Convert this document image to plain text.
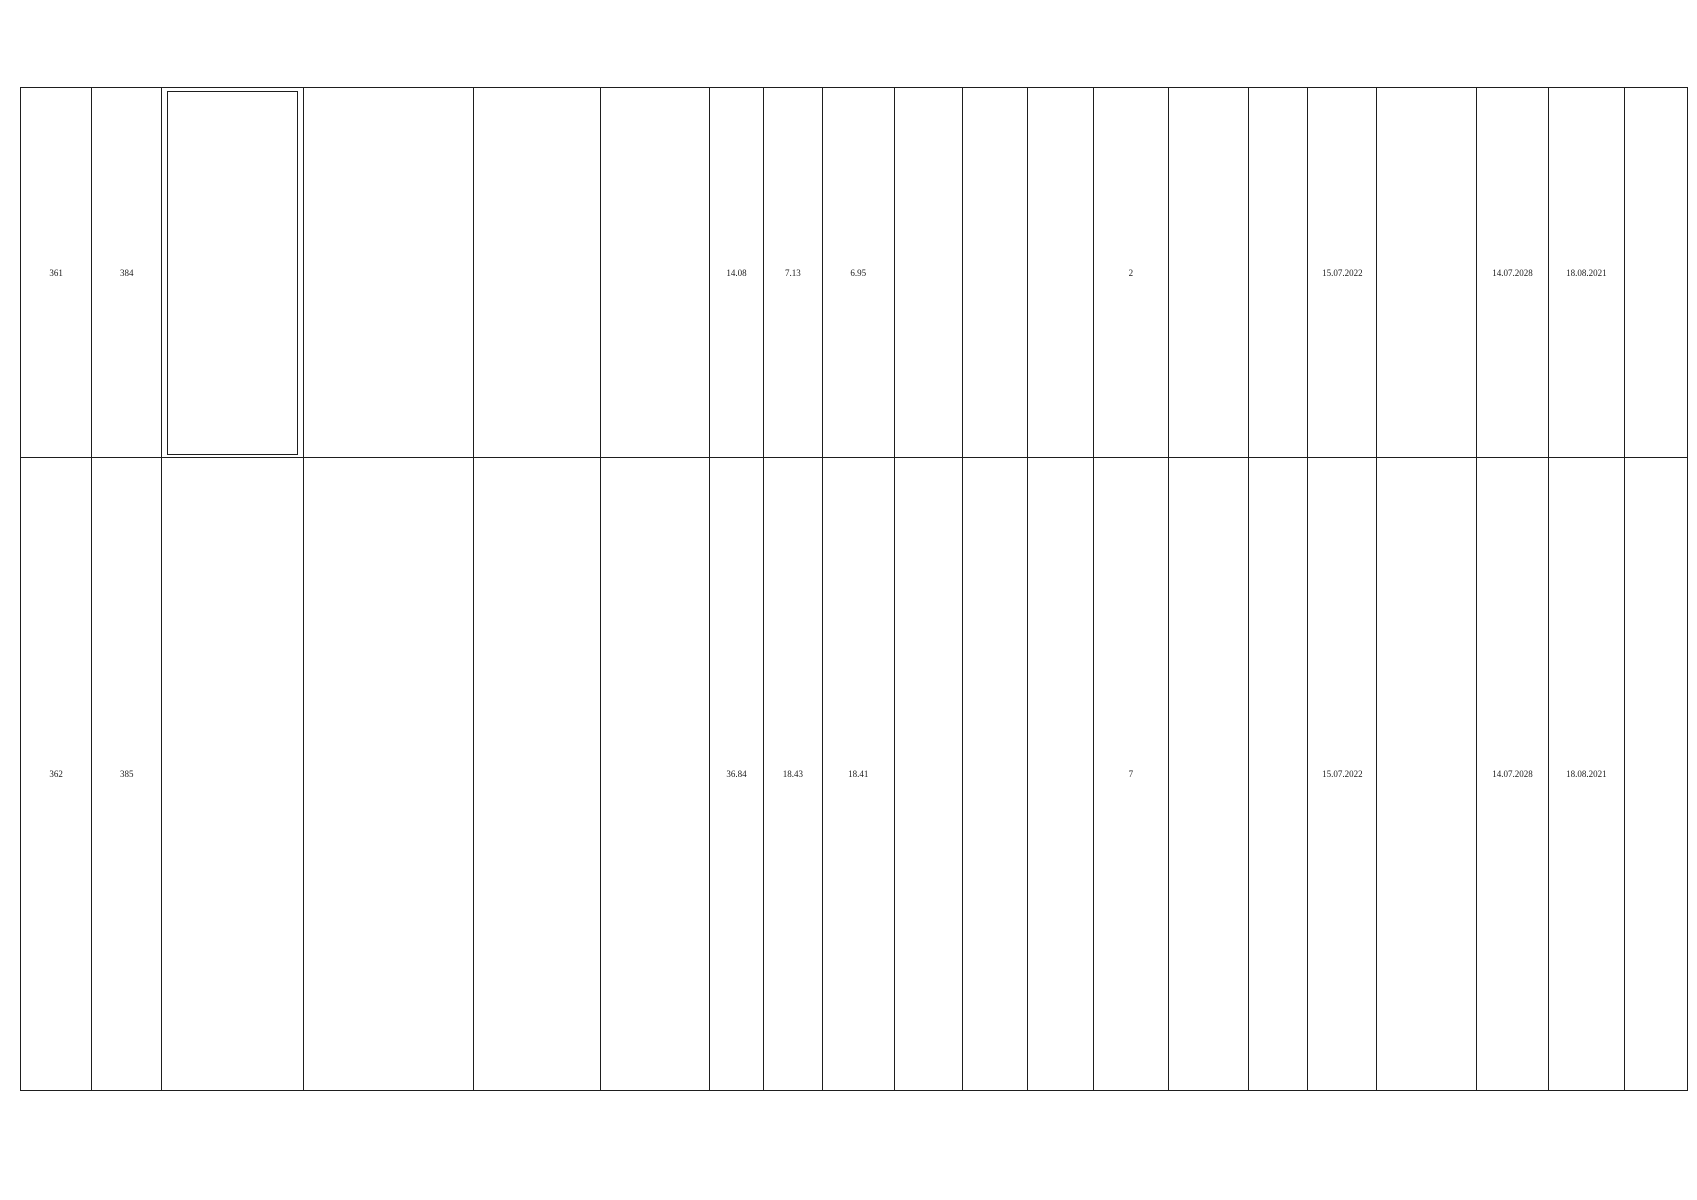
361	384					14.08	7.13	6.95				2			15.07.2022		14.07.2028	18.08.2021	
362	385					36.84	18.43	18.41				7			15.07.2022		14.07.2028	18.08.2021	
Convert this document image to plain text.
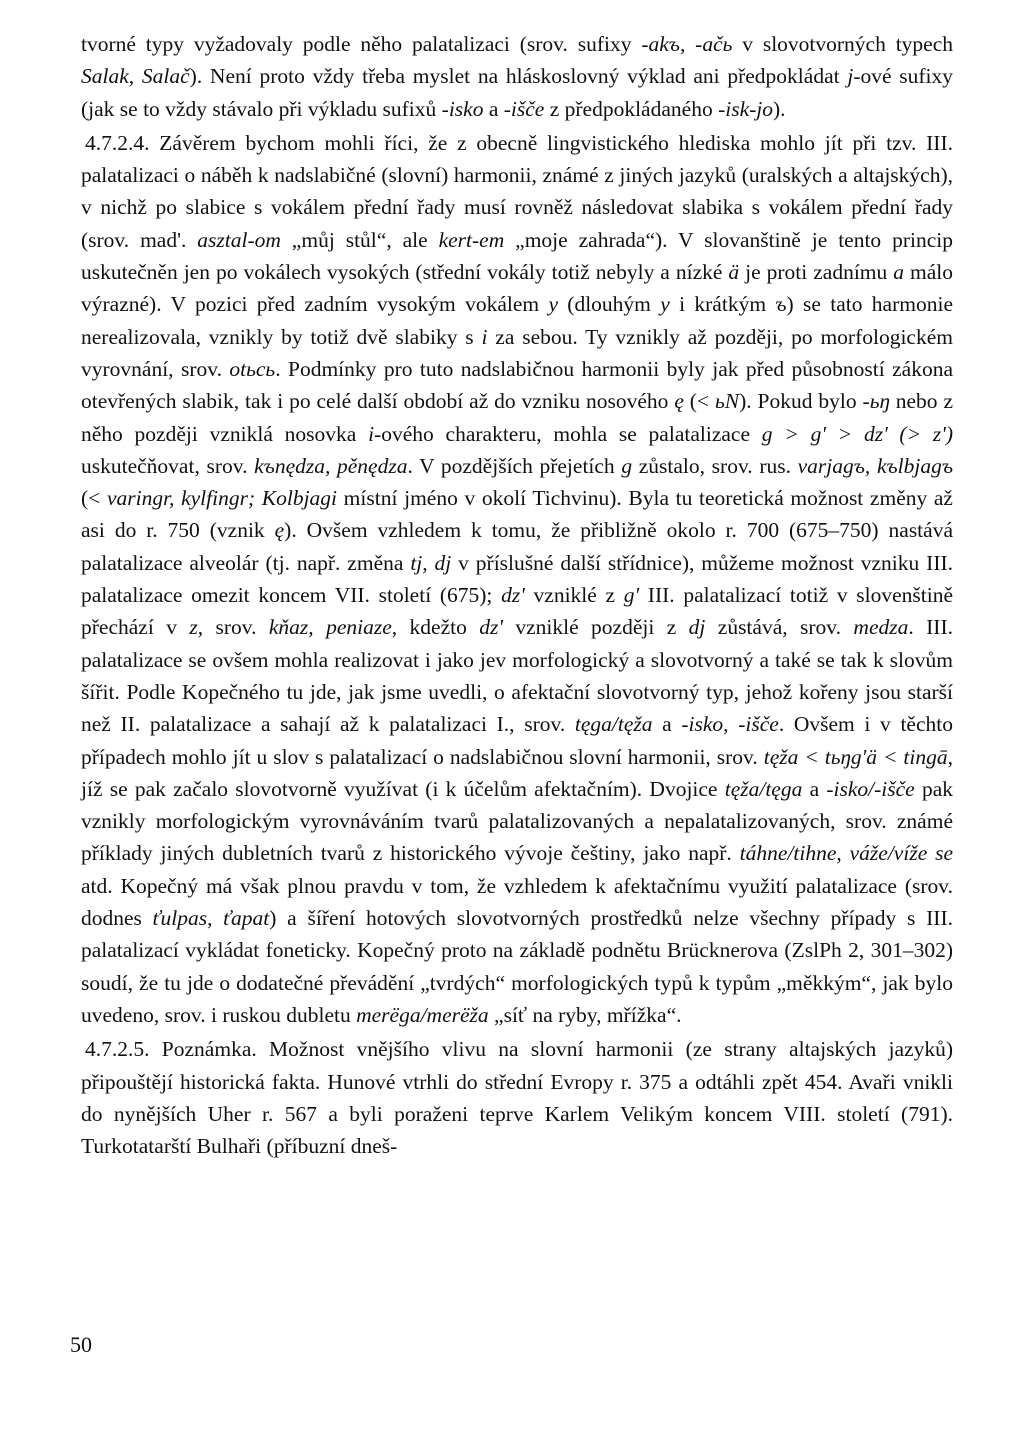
tvorné typy vyžadovaly podle něho palatalizaci (srov. sufixy -akъ, -ačь v slovotvorných typech Salak, Salač). Není proto vždy třeba myslet na hláskoslovný výklad ani předpokládat j-ové sufixy (jak se to vždy stávalo při výkladu sufixů -isko a -išče z předpokládaného -isk-jo).

4.7.2.4. Závěrem bychom mohli říci, že z obecně lingvistického hlediska mohlo jít při tzv. III. palatalizaci o náběh k nadslabičné (slovní) harmonii, známé z jiných jazyků (uralských a altajských), v nichž po slabice s vokálem přední řady musí rovněž následovat slabika s vokálem přední řady (srov. mad'. asztal-om „můj stůl“, ale kert-em „moje zahrada“). V slovanštině je tento princip uskutečněn jen po vokálech vysokých (střední vokály totiž nebyly a nízké ä je proti zadnímu a málo výrazné). V pozici před zadním vysokým vokálem y (dlouhým y i krátkým ъ) se tato harmonie nerealizovala, vznikly by totiž dvě slabiky s i za sebou. Ty vznikly až později, po morfologickém vyrovnání, srov. otьcь. Podmínky pro tuto nadslabičnou harmonii byly jak před působností zákona otevřených slabik, tak i po celé další období až do vzniku nosového ę (< ьN). Pokud bylo -ьŋ nebo z něho později vzniklá nosovka i-ového charakteru, mohla se palatalizace g > g' > dz' (> z') uskutečňovat, srov. kъnędza, pěnędza. V pozdějších přejetích g zůstalo, srov. rus. varjagъ, kъlbjagъ (< varingr, kylfingr; Kolbjagi místní jméno v okolí Tichvinu). Byla tu teoretická možnost změny až asi do r. 750 (vznik ę). Ovšem vzhledem k tomu, že přibližně okolo r. 700 (675–750) nastává palatalizace alveolár (tj. např. změna tj, dj v příslušné další střídnice), můžeme možnost vzniku III. palatalizace omezit koncem VII. století (675); dz' vzniklé z g' III. palatalizací totiž v slovenštině přechází v z, srov. kňaz, peniaze, kdežto dz' vzniklé později z dj zůstává, srov. medza. III. palatalizace se ovšem mohla realizovat i jako jev morfologický a slovotvorný a také se tak k slovům šířit. Podle Kopečného tu jde, jak jsme uvedli, o afektační slovotvorný typ, jehož kořeny jsou starší než II. palatalizace a sahají až k palatalizaci I., srov. tęga/tęža a -isko, -išče. Ovšem i v těchto případech mohlo jít u slov s palatalizací o nadslabičnou slovní harmonii, srov. tęža < tьŋg'ä < tingā, jíž se pak začalo slovotvorně využívat (i k účelům afektačním). Dvojice tęža/tęga a -isko/-išče pak vznikly morfologickým vyrovnáváním tvarů palatalizovaných a nepalatalizovaných, srov. známé příklady jiných dubletních tvarů z historického vývoje češtiny, jako např. táhne/tihne, váže/víže se atd. Kopečný má však plnou pravdu v tom, že vzhledem k afektačnímu využití palatalizace (srov. dodnes ťulpas, ťapat) a šíření hotových slovotvorných prostředků nelze všechny případy s III. palatalizací vykládat foneticky. Kopečný proto na základě podnětu Brücknerova (ZslPh 2, 301–302) soudí, že tu jde o dodatečné převádění „tvrdých“ morfologických typů k typům „měkkým“, jak bylo uvedeno, srov. i ruskou dubletu merëga/merëža „síť na ryby, mřížka“.

4.7.2.5. Poznámka. Možnost vnějšího vlivu na slovní harmonii (ze strany altajských jazyků) připouštějí historická fakta. Hunové vtrhli do střední Evropy r. 375 a odtáhli zpět 454. Avaři vnikli do nynějších Uher r. 567 a byli poraženi teprve Karlem Velikým koncem VIII. století (791). Turkotatarští Bulhaři (příbuzní dneš-

50
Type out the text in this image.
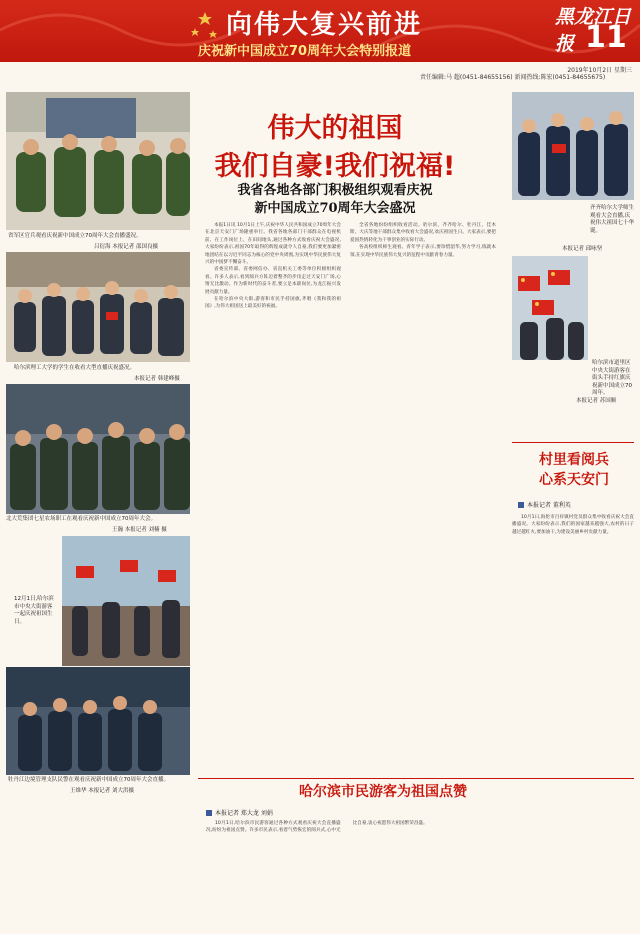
向伟大复兴前进
庆祝新中国成立70周年大会特别报道
黑龙江日报 11
2019年10月2日 星期三
责任编辑:马 超(0451-84655156) 新闻热线:陈宏(0451-84655675)
省军区官兵观看庆祝新中国成立70周年大会直播盛况。
吕衍海 本报记者 邵国良摄
哈尔滨理工大学的学生在收看大型直播庆祝盛况。
本报记者 韩建峰摄
北大荒集团七星农场职工在观看庆祝新中国成立70周年大会。
王瀚 本报记者 刘楠 摄
12月1日,哈尔滨市中央大街游客一起庆祝祖国生日。
牡丹江边境管理支队民警在观看庆祝新中国成立70周年大会直播。
王维华 本报记者 刘大洪摄
伟大的祖国
我们自豪!我们祝福!
我省各地各部门积极组织观看庆祝
新中国成立70周年大会盛况

本报1日讯 10月1日上午,庆祝中华人民共和国成立70周年大会在北京天安门广场隆重举行。我省各地各部门干部群众在电视机前、在工作岗位上、在田间地头,通过各种方式收看庆祝大会盛况,大家纷纷表示,祖国70年取得的辉煌成就令人自豪,我们要更加紧密地团结在以习近平同志为核心的党中央周围,为实现中华民族伟大复兴的中国梦不懈奋斗。

省委宣传部、省委网信办、省直机关工委等单位积极组织观看。许多人表示,看到阅兵方阵迈着整齐的步伐走过天安门广场,心情无比激动。作为新时代的奋斗者,要立足本职岗位,为龙江振兴发展贡献力量。

在哈尔滨中央大街,游客和市民手持国旗,齐唱《我和我的祖国》,为伟大祖国送上最美好的祝福。

全省各地纷纷组织收看活动。哈尔滨、齐齐哈尔、牡丹江、佳木斯、大庆等地干部群众集中收看大会盛况,欢庆祖国生日。大家表示,要把爱国热情转化为干事创业的实际行动。

各高校组织师生观看。青年学子表示,要珍惜韶华,努力学习,练就本领,在实现中华民族伟大复兴的征程中贡献青春力量。

齐齐哈尔大学师生观看大会直播,庆祝伟大祖国七十华诞。
本报记者 邱咏坚
哈尔滨市道里区中央大街游客在街头手持红旗庆祝新中国成立70周年。
本报记者 苏国顺
村里看阅兵
心系天安门
本报记者 董利英

10月1日,海伦市百祥镇村党员群众集中收看庆祝大会直播盛况。大家纷纷表示,我们的国家越来越强大,农村的日子越过越红火,要加油干,为建设美丽乡村贡献力量。

哈尔滨市民游客为祖国点赞
本报记者 郑大龙 刘娟

10月1日,哈尔滨市民游客通过各种方式观看庆祝大会直播盛况,纷纷为祖国点赞。许多市民表示,看着气势恢宏的阅兵式,心中无比自豪,衷心祝愿伟大祖国繁荣昌盛。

+++++

Leave the pictures out and write out every entry exactly as given.

Convert this document image to plain text.
361	384					14.08	7.13	6.95				2			15.07.2022		14.07.2028	18.08.2021	
362	385					36.84	18.43	18.41				7			15.07.2022		14.07.2028	18.08.2021	
Convert this document image to plain text.
tvorné typy vyžadovaly podle něho palatalizaci (srov. sufixy -akъ, -ačь v slovotvorných typech Salak, Salač). Není proto vždy třeba myslet na hláskoslovný výklad ani předpokládat j-ové sufixy (jak se to vždy stávalo při výkladu sufixů -isko a -išče z předpokládaného -isk-jo).

4.7.2.4. Závěrem bychom mohli říci, že z obecně lingvistického hlediska mohlo jít při tzv. III. palatalizaci o náběh k nadslabičné (slovní) harmonii, známé z jiných jazyků (uralských a altajských), v nichž po slabice s vokálem přední řady musí rovněž následovat slabika s vokálem přední řady (srov. mad'. asztal-om „můj stůl“, ale kert-em „moje zahrada“). V slovanštině je tento princip uskutečněn jen po vokálech vysokých (střední vokály totiž nebyly a nízké ä je proti zadnímu a málo výrazné). V pozici před zadním vysokým vokálem y (dlouhým y i krátkým ъ) se tato harmonie nerealizovala, vznikly by totiž dvě slabiky s i za sebou. Ty vznikly až později, po morfologickém vyrovnání, srov. otьcь. Podmínky pro tuto nadslabičnou harmonii byly jak před působností zákona otevřených slabik, tak i po celé další období až do vzniku nosového ę (< ьN). Pokud bylo -ьŋ nebo z něho později vzniklá nosovka i-ového charakteru, mohla se palatalizace g > g' > dz' (> z') uskutečňovat, srov. kъnędza, pěnędza. V pozdějších přejetích g zůstalo, srov. rus. varjagъ, kъlbjagъ (< varingr, kylfingr; Kolbjagi místní jméno v okolí Tichvinu). Byla tu teoretická možnost změny až asi do r. 750 (vznik ę). Ovšem vzhledem k tomu, že přibližně okolo r. 700 (675–750) nastává palatalizace alveolár (tj. např. změna tj, dj v příslušné další střídnice), můžeme možnost vzniku III. palatalizace omezit koncem VII. století (675); dz' vzniklé z g' III. palatalizací totiž v slovenštině přechází v z, srov. kňaz, peniaze, kdežto dz' vzniklé později z dj zůstává, srov. medza. III. palatalizace se ovšem mohla realizovat i jako jev morfologický a slovotvorný a také se tak k slovům šířit. Podle Kopečného tu jde, jak jsme uvedli, o afektační slovotvorný typ, jehož kořeny jsou starší než II. palatalizace a sahají až k palatalizaci I., srov. tęga/tęža a -isko, -išče. Ovšem i v těchto případech mohlo jít u slov s palatalizací o nadslabičnou slovní harmonii, srov. tęža < tьŋg'ä < tingā, jíž se pak začalo slovotvorně využívat (i k účelům afektačním). Dvojice tęža/tęga a -isko/-išče pak vznikly morfologickým vyrovnáváním tvarů palatalizovaných a nepalatalizovaných, srov. známé příklady jiných dubletních tvarů z historického vývoje češtiny, jako např. táhne/tihne, váže/víže se atd. Kopečný má však plnou pravdu v tom, že vzhledem k afektačnímu využití palatalizace (srov. dodnes ťulpas, ťapat) a šíření hotových slovotvorných prostředků nelze všechny případy s III. palatalizací vykládat foneticky. Kopečný proto na základě podnětu Brücknerova (ZslPh 2, 301–302) soudí, že tu jde o dodatečné převádění „tvrdých“ morfologických typů k typům „měkkým“, jak bylo uvedeno, srov. i ruskou dubletu merëga/merëža „síť na ryby, mřížka“.

4.7.2.5. Poznámka. Možnost vnějšího vlivu na slovní harmonii (ze strany altajských jazyků) připouštějí historická fakta. Hunové vtrhli do střední Evropy r. 375 a odtáhli zpět 454. Avaři vnikli do nynějších Uher r. 567 a byli poraženi teprve Karlem Velikým koncem VIII. století (791). Turkotatarští Bulhaři (příbuzní dneš-

50
Type out the text in this image.
向伟大复兴前进
庆祝新中国成立70周年大会特别报道
黑龙江日报 11
2019年10月2日 星期三
责任编辑:马 超(0451-84655156) 新闻热线:陈宏(0451-84655675)
省军区官兵观看庆祝新中国成立70周年大会直播盛况。
吕衍海 本报记者 邵国良摄
哈尔滨理工大学的学生在收看大型直播庆祝盛况。
本报记者 韩建峰摄
北大荒集团七星农场职工在观看庆祝新中国成立70周年大会。
王瀚 本报记者 刘楠 摄
12月1日,哈尔滨市中央大街游客一起庆祝祖国生日。
牡丹江边境管理支队民警在观看庆祝新中国成立70周年大会直播。
王维华 本报记者 刘大洪摄
伟大的祖国
我们自豪!我们祝福!
我省各地各部门积极组织观看庆祝
新中国成立70周年大会盛况

本报1日讯 10月1日上午,庆祝中华人民共和国成立70周年大会在北京天安门广场隆重举行。我省各地各部门干部群众在电视机前、在工作岗位上、在田间地头,通过各种方式收看庆祝大会盛况,大家纷纷表示,祖国70年取得的辉煌成就令人自豪,我们要更加紧密地团结在以习近平同志为核心的党中央周围,为实现中华民族伟大复兴的中国梦不懈奋斗。

省委宣传部、省委网信办、省直机关工委等单位积极组织观看。许多人表示,看到阅兵方阵迈着整齐的步伐走过天安门广场,心情无比激动。作为新时代的奋斗者,要立足本职岗位,为龙江振兴发展贡献力量。

在哈尔滨中央大街,游客和市民手持国旗,齐唱《我和我的祖国》,为伟大祖国送上最美好的祝福。

全省各地纷纷组织收看活动。哈尔滨、齐齐哈尔、牡丹江、佳木斯、大庆等地干部群众集中收看大会盛况,欢庆祖国生日。大家表示,要把爱国热情转化为干事创业的实际行动。

各高校组织师生观看。青年学子表示,要珍惜韶华,努力学习,练就本领,在实现中华民族伟大复兴的征程中贡献青春力量。

齐齐哈尔大学师生观看大会直播,庆祝伟大祖国七十华诞。
本报记者 邱咏坚
哈尔滨市道里区中央大街游客在街头手持红旗庆祝新中国成立70周年。
本报记者 苏国顺
村里看阅兵
心系天安门
本报记者 董利英

10月1日,海伦市百祥镇村党员群众集中收看庆祝大会直播盛况。大家纷纷表示,我们的国家越来越强大,农村的日子越过越红火,要加油干,为建设美丽乡村贡献力量。

哈尔滨市民游客为祖国点赞
本报记者 郑大龙 刘娟

10月1日,哈尔滨市民游客通过各种方式观看庆祝大会直播盛况,纷纷为祖国点赞。许多市民表示,看着气势恢宏的阅兵式,心中无比自豪,衷心祝愿伟大祖国繁荣昌盛。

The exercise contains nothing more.